WHAT IS EXPECTED.
Repeat the listing in full, preserving every character.

Records from a collection of figures.
■ ■ ■ ■ ■ ■ ■
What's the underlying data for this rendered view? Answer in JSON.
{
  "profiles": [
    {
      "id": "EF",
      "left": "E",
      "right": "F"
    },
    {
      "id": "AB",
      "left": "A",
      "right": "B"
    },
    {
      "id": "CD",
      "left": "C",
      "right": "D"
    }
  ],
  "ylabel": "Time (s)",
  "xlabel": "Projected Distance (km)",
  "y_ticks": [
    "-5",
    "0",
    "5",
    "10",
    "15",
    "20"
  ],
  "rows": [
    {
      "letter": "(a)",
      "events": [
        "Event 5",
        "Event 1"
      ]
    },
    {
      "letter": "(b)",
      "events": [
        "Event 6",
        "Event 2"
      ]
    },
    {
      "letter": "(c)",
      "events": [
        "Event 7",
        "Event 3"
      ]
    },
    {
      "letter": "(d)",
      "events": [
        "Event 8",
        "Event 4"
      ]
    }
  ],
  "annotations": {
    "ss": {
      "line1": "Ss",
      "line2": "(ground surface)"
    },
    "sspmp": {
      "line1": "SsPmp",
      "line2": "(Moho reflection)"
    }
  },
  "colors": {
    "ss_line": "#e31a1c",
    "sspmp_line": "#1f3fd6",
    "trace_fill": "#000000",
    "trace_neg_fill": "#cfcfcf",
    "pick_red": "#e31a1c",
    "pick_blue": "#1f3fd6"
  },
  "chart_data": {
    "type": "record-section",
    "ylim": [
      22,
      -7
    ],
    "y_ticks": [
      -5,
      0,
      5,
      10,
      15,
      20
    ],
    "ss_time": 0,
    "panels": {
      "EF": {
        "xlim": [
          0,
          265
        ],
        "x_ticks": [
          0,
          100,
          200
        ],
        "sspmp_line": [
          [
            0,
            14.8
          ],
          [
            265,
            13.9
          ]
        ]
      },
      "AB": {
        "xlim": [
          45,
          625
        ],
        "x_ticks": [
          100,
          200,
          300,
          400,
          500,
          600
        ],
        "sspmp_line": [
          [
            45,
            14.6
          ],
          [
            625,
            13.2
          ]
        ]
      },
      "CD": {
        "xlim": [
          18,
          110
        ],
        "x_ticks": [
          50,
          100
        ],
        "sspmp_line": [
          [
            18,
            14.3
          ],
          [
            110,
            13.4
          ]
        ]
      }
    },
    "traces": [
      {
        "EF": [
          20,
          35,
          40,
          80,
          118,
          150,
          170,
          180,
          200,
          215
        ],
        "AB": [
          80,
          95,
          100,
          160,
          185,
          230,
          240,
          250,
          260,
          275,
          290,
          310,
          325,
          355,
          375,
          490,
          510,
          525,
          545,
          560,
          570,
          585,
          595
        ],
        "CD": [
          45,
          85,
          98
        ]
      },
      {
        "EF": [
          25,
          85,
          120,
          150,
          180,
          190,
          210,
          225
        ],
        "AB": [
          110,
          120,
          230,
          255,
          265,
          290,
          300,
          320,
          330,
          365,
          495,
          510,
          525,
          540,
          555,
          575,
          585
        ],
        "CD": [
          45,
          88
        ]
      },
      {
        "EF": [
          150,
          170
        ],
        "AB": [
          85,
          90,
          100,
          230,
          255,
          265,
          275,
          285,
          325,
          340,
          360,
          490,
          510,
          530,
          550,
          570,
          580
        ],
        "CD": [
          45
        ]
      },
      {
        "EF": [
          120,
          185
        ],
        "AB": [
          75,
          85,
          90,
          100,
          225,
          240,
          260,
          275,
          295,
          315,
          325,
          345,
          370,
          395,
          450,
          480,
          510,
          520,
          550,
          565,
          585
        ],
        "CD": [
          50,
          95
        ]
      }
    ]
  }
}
■ ■ ■ ■ ■ ■ ■
EXERCISE ANSWER.
What's the underlying data for this rendered view? Answer in JSON.
{
  "profiles": [
    {
      "id": "EF",
      "left": "E",
      "right": "F"
    },
    {
      "id": "AB",
      "left": "A",
      "right": "B"
    },
    {
      "id": "CD",
      "left": "C",
      "right": "D"
    }
  ],
  "ylabel": "Time (s)",
  "xlabel": "Projected Distance (km)",
  "y_ticks": [
    "-5",
    "0",
    "5",
    "10",
    "15",
    "20"
  ],
  "rows": [
    {
      "letter": "(a)",
      "events": [
        "Event 5",
        "Event 1"
      ]
    },
    {
      "letter": "(b)",
      "events": [
        "Event 6",
        "Event 2"
      ]
    },
    {
      "letter": "(c)",
      "events": [
        "Event 7",
        "Event 3"
      ]
    },
    {
      "letter": "(d)",
      "events": [
        "Event 8",
        "Event 4"
      ]
    }
  ],
  "annotations": {
    "ss": {
      "line1": "Ss",
      "line2": "(ground surface)"
    },
    "sspmp": {
      "line1": "SsPmp",
      "line2": "(Moho reflection)"
    }
  },
  "colors": {
    "ss_line": "#e31a1c",
    "sspmp_line": "#1f3fd6",
    "trace_fill": "#000000",
    "trace_neg_fill": "#cfcfcf",
    "pick_red": "#e31a1c",
    "pick_blue": "#1f3fd6"
  },
  "chart_data": {
    "type": "record-section",
    "ylim": [
      22,
      -7
    ],
    "y_ticks": [
      -5,
      0,
      5,
      10,
      15,
      20
    ],
    "ss_time": 0,
    "panels": {
      "EF": {
        "xlim": [
          0,
          265
        ],
        "x_ticks": [
          0,
          100,
          200
        ],
        "sspmp_line": [
          [
            0,
            14.8
          ],
          [
            265,
            13.9
          ]
        ]
      },
      "AB": {
        "xlim": [
          45,
          625
        ],
        "x_ticks": [
          100,
          200,
          300,
          400,
          500,
          600
        ],
        "sspmp_line": [
          [
            45,
            14.6
          ],
          [
            625,
            13.2
          ]
        ]
      },
      "CD": {
        "xlim": [
          18,
          110
        ],
        "x_ticks": [
          50,
          100
        ],
        "sspmp_line": [
          [
            18,
            14.3
          ],
          [
            110,
            13.4
          ]
        ]
      }
    },
    "traces": [
      {
        "EF": [
          20,
          35,
          40,
          80,
          118,
          150,
          170,
          180,
          200,
          215
        ],
        "AB": [
          80,
          95,
          100,
          160,
          185,
          230,
          240,
          250,
          260,
          275,
          290,
          310,
          325,
          355,
          375,
          490,
          510,
          525,
          545,
          560,
          570,
          585,
          595
        ],
        "CD": [
          45,
          85,
          98
        ]
      },
      {
        "EF": [
          25,
          85,
          120,
          150,
          180,
          190,
          210,
          225
        ],
        "AB": [
          110,
          120,
          230,
          255,
          265,
          290,
          300,
          320,
          330,
          365,
          495,
          510,
          525,
          540,
          555,
          575,
          585
        ],
        "CD": [
          45,
          88
        ]
      },
      {
        "EF": [
          150,
          170
        ],
        "AB": [
          85,
          90,
          100,
          230,
          255,
          265,
          275,
          285,
          325,
          340,
          360,
          490,
          510,
          530,
          550,
          570,
          580
        ],
        "CD": [
          45
        ]
      },
      {
        "EF": [
          120,
          185
        ],
        "AB": [
          75,
          85,
          90,
          100,
          225,
          240,
          260,
          275,
          295,
          315,
          325,
          345,
          370,
          395,
          450,
          480,
          510,
          520,
          550,
          565,
          585
        ],
        "CD": [
          50,
          95
        ]
      }
    ]
  }
}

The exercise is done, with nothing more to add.